▶ [What is needed]: Repeat the material exactly, every line of it.

▶ [Provided material]:

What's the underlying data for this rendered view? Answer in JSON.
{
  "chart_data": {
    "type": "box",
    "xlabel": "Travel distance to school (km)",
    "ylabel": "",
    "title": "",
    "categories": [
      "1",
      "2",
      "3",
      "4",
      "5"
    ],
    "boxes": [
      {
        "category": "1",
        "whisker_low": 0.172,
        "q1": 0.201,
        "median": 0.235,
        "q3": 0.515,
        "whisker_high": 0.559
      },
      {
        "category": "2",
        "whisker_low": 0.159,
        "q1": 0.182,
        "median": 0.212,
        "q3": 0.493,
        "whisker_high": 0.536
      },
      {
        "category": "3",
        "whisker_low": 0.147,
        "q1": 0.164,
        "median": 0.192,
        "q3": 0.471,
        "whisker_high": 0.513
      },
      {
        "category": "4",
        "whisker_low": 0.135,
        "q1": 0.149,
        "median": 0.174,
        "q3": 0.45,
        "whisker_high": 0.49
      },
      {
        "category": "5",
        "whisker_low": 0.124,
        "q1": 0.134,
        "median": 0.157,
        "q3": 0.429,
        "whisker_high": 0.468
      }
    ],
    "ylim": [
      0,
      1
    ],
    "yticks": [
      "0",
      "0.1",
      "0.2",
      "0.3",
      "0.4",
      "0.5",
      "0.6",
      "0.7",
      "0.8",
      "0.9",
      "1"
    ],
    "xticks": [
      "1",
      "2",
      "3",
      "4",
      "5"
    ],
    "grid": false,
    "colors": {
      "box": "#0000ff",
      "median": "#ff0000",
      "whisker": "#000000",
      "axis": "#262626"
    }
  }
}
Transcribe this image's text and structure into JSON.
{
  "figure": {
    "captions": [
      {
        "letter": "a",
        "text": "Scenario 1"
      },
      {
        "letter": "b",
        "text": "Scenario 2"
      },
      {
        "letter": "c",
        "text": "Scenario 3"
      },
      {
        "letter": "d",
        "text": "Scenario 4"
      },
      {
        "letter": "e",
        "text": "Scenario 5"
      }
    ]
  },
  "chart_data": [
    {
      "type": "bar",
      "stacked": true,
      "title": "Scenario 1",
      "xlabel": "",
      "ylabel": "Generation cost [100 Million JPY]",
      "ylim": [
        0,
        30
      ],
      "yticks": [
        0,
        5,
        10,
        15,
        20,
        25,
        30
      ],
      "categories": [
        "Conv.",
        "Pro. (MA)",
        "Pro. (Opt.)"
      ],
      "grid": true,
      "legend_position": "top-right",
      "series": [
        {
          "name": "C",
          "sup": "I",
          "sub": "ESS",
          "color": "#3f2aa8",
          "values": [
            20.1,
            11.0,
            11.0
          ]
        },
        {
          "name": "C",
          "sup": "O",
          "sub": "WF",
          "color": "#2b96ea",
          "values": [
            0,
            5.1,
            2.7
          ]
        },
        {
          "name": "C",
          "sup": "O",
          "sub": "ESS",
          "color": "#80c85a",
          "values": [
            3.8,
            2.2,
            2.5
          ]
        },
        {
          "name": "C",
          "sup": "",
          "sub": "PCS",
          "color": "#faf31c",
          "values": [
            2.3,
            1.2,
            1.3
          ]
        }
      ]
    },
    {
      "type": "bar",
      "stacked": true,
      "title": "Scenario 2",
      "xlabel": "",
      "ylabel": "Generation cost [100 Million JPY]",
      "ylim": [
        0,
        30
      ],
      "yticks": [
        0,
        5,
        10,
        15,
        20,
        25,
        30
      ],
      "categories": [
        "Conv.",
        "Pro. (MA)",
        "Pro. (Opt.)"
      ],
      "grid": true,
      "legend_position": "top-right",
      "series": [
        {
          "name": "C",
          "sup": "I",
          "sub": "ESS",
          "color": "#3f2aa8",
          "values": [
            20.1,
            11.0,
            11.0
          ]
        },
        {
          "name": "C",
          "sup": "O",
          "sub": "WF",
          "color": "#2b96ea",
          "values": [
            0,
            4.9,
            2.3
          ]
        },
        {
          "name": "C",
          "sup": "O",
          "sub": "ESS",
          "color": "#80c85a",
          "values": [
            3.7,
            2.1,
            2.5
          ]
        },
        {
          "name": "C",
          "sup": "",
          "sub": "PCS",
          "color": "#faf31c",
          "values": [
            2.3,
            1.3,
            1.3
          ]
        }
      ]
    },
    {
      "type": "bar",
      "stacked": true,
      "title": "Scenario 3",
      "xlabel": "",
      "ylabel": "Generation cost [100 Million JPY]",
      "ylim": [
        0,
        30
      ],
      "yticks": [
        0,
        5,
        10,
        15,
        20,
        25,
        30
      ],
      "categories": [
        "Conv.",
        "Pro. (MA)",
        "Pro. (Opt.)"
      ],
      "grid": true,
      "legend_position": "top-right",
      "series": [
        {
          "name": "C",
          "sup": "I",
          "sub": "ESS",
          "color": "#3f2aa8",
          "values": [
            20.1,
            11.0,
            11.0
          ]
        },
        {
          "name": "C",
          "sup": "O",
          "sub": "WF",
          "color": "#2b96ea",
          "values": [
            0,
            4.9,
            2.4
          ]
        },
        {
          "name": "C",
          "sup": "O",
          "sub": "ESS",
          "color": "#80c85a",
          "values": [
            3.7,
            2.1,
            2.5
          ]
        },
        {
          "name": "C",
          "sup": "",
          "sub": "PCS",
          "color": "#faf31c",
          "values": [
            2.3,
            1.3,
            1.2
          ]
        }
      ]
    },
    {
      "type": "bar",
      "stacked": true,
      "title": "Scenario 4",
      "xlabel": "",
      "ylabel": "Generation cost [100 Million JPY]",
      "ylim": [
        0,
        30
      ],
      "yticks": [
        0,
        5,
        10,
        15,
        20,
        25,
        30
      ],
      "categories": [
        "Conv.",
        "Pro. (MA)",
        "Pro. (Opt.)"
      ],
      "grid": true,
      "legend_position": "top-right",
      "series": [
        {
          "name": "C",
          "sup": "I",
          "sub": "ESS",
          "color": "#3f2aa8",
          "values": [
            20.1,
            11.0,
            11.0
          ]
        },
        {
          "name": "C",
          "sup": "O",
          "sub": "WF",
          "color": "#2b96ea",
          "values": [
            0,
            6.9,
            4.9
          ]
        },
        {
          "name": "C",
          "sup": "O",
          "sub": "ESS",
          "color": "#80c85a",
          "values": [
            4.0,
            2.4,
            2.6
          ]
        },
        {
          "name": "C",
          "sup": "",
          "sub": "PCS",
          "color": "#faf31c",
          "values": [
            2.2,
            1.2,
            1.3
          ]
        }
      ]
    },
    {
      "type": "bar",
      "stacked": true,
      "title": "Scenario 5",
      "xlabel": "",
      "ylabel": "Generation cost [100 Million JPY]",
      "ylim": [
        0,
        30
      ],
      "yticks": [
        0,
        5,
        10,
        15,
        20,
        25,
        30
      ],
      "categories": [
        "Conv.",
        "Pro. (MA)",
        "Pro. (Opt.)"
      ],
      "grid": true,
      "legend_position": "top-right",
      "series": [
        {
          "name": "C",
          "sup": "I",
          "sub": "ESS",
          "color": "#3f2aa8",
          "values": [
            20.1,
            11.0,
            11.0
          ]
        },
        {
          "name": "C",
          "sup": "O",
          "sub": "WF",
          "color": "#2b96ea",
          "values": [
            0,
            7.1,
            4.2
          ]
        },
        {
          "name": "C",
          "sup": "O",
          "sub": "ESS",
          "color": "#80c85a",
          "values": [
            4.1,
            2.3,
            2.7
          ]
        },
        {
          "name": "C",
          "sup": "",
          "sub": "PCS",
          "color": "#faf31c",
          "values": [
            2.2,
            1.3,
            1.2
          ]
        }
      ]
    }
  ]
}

▶ [Solution to the problem]:
What's the underlying data for this rendered view? Answer in JSON.
{
  "chart_data": {
    "type": "box",
    "xlabel": "Travel distance to school (km)",
    "ylabel": "",
    "title": "",
    "categories": [
      "1",
      "2",
      "3",
      "4",
      "5"
    ],
    "boxes": [
      {
        "category": "1",
        "whisker_low": 0.172,
        "q1": 0.201,
        "median": 0.235,
        "q3": 0.515,
        "whisker_high": 0.559
      },
      {
        "category": "2",
        "whisker_low": 0.159,
        "q1": 0.182,
        "median": 0.212,
        "q3": 0.493,
        "whisker_high": 0.536
      },
      {
        "category": "3",
        "whisker_low": 0.147,
        "q1": 0.164,
        "median": 0.192,
        "q3": 0.471,
        "whisker_high": 0.513
      },
      {
        "category": "4",
        "whisker_low": 0.135,
        "q1": 0.149,
        "median": 0.174,
        "q3": 0.45,
        "whisker_high": 0.49
      },
      {
        "category": "5",
        "whisker_low": 0.124,
        "q1": 0.134,
        "median": 0.157,
        "q3": 0.429,
        "whisker_high": 0.468
      }
    ],
    "ylim": [
      0,
      1
    ],
    "yticks": [
      "0",
      "0.1",
      "0.2",
      "0.3",
      "0.4",
      "0.5",
      "0.6",
      "0.7",
      "0.8",
      "0.9",
      "1"
    ],
    "xticks": [
      "1",
      "2",
      "3",
      "4",
      "5"
    ],
    "grid": false,
    "colors": {
      "box": "#0000ff",
      "median": "#ff0000",
      "whisker": "#000000",
      "axis": "#262626"
    }
  }
}
Transcribe this image's text and structure into JSON.
{
  "figure": {
    "captions": [
      {
        "letter": "a",
        "text": "Scenario 1"
      },
      {
        "letter": "b",
        "text": "Scenario 2"
      },
      {
        "letter": "c",
        "text": "Scenario 3"
      },
      {
        "letter": "d",
        "text": "Scenario 4"
      },
      {
        "letter": "e",
        "text": "Scenario 5"
      }
    ]
  },
  "chart_data": [
    {
      "type": "bar",
      "stacked": true,
      "title": "Scenario 1",
      "xlabel": "",
      "ylabel": "Generation cost [100 Million JPY]",
      "ylim": [
        0,
        30
      ],
      "yticks": [
        0,
        5,
        10,
        15,
        20,
        25,
        30
      ],
      "categories": [
        "Conv.",
        "Pro. (MA)",
        "Pro. (Opt.)"
      ],
      "grid": true,
      "legend_position": "top-right",
      "series": [
        {
          "name": "C",
          "sup": "I",
          "sub": "ESS",
          "color": "#3f2aa8",
          "values": [
            20.1,
            11.0,
            11.0
          ]
        },
        {
          "name": "C",
          "sup": "O",
          "sub": "WF",
          "color": "#2b96ea",
          "values": [
            0,
            5.1,
            2.7
          ]
        },
        {
          "name": "C",
          "sup": "O",
          "sub": "ESS",
          "color": "#80c85a",
          "values": [
            3.8,
            2.2,
            2.5
          ]
        },
        {
          "name": "C",
          "sup": "",
          "sub": "PCS",
          "color": "#faf31c",
          "values": [
            2.3,
            1.2,
            1.3
          ]
        }
      ]
    },
    {
      "type": "bar",
      "stacked": true,
      "title": "Scenario 2",
      "xlabel": "",
      "ylabel": "Generation cost [100 Million JPY]",
      "ylim": [
        0,
        30
      ],
      "yticks": [
        0,
        5,
        10,
        15,
        20,
        25,
        30
      ],
      "categories": [
        "Conv.",
        "Pro. (MA)",
        "Pro. (Opt.)"
      ],
      "grid": true,
      "legend_position": "top-right",
      "series": [
        {
          "name": "C",
          "sup": "I",
          "sub": "ESS",
          "color": "#3f2aa8",
          "values": [
            20.1,
            11.0,
            11.0
          ]
        },
        {
          "name": "C",
          "sup": "O",
          "sub": "WF",
          "color": "#2b96ea",
          "values": [
            0,
            4.9,
            2.3
          ]
        },
        {
          "name": "C",
          "sup": "O",
          "sub": "ESS",
          "color": "#80c85a",
          "values": [
            3.7,
            2.1,
            2.5
          ]
        },
        {
          "name": "C",
          "sup": "",
          "sub": "PCS",
          "color": "#faf31c",
          "values": [
            2.3,
            1.3,
            1.3
          ]
        }
      ]
    },
    {
      "type": "bar",
      "stacked": true,
      "title": "Scenario 3",
      "xlabel": "",
      "ylabel": "Generation cost [100 Million JPY]",
      "ylim": [
        0,
        30
      ],
      "yticks": [
        0,
        5,
        10,
        15,
        20,
        25,
        30
      ],
      "categories": [
        "Conv.",
        "Pro. (MA)",
        "Pro. (Opt.)"
      ],
      "grid": true,
      "legend_position": "top-right",
      "series": [
        {
          "name": "C",
          "sup": "I",
          "sub": "ESS",
          "color": "#3f2aa8",
          "values": [
            20.1,
            11.0,
            11.0
          ]
        },
        {
          "name": "C",
          "sup": "O",
          "sub": "WF",
          "color": "#2b96ea",
          "values": [
            0,
            4.9,
            2.4
          ]
        },
        {
          "name": "C",
          "sup": "O",
          "sub": "ESS",
          "color": "#80c85a",
          "values": [
            3.7,
            2.1,
            2.5
          ]
        },
        {
          "name": "C",
          "sup": "",
          "sub": "PCS",
          "color": "#faf31c",
          "values": [
            2.3,
            1.3,
            1.2
          ]
        }
      ]
    },
    {
      "type": "bar",
      "stacked": true,
      "title": "Scenario 4",
      "xlabel": "",
      "ylabel": "Generation cost [100 Million JPY]",
      "ylim": [
        0,
        30
      ],
      "yticks": [
        0,
        5,
        10,
        15,
        20,
        25,
        30
      ],
      "categories": [
        "Conv.",
        "Pro. (MA)",
        "Pro. (Opt.)"
      ],
      "grid": true,
      "legend_position": "top-right",
      "series": [
        {
          "name": "C",
          "sup": "I",
          "sub": "ESS",
          "color": "#3f2aa8",
          "values": [
            20.1,
            11.0,
            11.0
          ]
        },
        {
          "name": "C",
          "sup": "O",
          "sub": "WF",
          "color": "#2b96ea",
          "values": [
            0,
            6.9,
            4.9
          ]
        },
        {
          "name": "C",
          "sup": "O",
          "sub": "ESS",
          "color": "#80c85a",
          "values": [
            4.0,
            2.4,
            2.6
          ]
        },
        {
          "name": "C",
          "sup": "",
          "sub": "PCS",
          "color": "#faf31c",
          "values": [
            2.2,
            1.2,
            1.3
          ]
        }
      ]
    },
    {
      "type": "bar",
      "stacked": true,
      "title": "Scenario 5",
      "xlabel": "",
      "ylabel": "Generation cost [100 Million JPY]",
      "ylim": [
        0,
        30
      ],
      "yticks": [
        0,
        5,
        10,
        15,
        20,
        25,
        30
      ],
      "categories": [
        "Conv.",
        "Pro. (MA)",
        "Pro. (Opt.)"
      ],
      "grid": true,
      "legend_position": "top-right",
      "series": [
        {
          "name": "C",
          "sup": "I",
          "sub": "ESS",
          "color": "#3f2aa8",
          "values": [
            20.1,
            11.0,
            11.0
          ]
        },
        {
          "name": "C",
          "sup": "O",
          "sub": "WF",
          "color": "#2b96ea",
          "values": [
            0,
            7.1,
            4.2
          ]
        },
        {
          "name": "C",
          "sup": "O",
          "sub": "ESS",
          "color": "#80c85a",
          "values": [
            4.1,
            2.3,
            2.7
          ]
        },
        {
          "name": "C",
          "sup": "",
          "sub": "PCS",
          "color": "#faf31c",
          "values": [
            2.2,
            1.3,
            1.2
          ]
        }
      ]
    }
  ]
}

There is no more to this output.